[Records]
[start]

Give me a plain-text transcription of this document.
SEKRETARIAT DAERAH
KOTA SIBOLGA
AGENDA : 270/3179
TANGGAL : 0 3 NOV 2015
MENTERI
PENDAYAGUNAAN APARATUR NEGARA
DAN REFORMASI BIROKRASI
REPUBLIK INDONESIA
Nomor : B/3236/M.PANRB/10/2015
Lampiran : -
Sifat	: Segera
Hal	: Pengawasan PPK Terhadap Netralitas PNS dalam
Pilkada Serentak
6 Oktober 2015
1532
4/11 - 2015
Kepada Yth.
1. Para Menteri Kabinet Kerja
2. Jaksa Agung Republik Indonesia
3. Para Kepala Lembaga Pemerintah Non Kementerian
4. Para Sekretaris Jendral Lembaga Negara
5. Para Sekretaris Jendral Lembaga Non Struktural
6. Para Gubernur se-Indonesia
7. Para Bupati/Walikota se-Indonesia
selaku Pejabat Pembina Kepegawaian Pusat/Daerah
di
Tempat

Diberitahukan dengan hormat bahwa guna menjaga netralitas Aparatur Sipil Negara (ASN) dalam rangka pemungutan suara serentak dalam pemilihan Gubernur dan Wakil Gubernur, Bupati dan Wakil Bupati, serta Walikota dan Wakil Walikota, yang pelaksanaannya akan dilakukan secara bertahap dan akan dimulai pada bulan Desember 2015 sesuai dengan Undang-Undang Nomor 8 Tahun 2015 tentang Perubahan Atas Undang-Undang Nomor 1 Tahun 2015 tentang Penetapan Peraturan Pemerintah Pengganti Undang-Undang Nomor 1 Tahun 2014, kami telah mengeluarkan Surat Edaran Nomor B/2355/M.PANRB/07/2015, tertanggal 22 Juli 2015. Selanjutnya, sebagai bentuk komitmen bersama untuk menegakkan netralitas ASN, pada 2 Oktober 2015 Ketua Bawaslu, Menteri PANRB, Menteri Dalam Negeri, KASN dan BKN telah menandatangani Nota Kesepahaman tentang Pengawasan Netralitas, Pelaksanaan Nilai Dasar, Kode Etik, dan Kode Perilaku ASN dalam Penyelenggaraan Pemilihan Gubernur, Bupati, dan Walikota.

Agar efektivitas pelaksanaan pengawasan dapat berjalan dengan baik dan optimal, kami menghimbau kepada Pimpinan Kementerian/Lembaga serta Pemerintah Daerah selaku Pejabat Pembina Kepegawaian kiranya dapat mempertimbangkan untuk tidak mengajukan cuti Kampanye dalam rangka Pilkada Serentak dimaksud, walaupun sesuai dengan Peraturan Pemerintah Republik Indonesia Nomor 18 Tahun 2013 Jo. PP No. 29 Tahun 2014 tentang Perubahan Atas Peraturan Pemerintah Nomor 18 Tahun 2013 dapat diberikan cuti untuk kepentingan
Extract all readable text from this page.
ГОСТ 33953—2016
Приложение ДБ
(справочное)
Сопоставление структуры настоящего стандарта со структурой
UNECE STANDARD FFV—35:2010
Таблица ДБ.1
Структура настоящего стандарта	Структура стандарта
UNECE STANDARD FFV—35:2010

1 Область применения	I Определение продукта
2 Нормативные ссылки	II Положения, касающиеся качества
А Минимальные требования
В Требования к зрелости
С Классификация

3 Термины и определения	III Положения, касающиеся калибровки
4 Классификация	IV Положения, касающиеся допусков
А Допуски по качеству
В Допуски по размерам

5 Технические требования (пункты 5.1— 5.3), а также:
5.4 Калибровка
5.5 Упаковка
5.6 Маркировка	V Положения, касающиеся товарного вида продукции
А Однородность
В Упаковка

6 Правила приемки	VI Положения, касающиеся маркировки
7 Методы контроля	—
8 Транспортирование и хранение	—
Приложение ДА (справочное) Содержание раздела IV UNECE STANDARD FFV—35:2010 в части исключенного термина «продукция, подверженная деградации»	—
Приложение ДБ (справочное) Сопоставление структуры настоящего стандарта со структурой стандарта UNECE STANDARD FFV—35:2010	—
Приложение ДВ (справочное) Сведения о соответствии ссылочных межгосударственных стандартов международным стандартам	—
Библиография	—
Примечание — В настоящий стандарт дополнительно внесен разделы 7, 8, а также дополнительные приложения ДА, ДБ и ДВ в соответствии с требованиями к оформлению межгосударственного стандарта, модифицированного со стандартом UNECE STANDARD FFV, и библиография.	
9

[end]

- What the task asks: Gather up every line from the listing above in which the word "структуры" occurs.

- Solution to this task:
Сопоставление структуры настоящего стандарта со структурой
Приложение ДБ (справочное) Сопоставление структуры настоящего стандарта со структурой стандарта UNECE STANDARD FFV—35:2010	—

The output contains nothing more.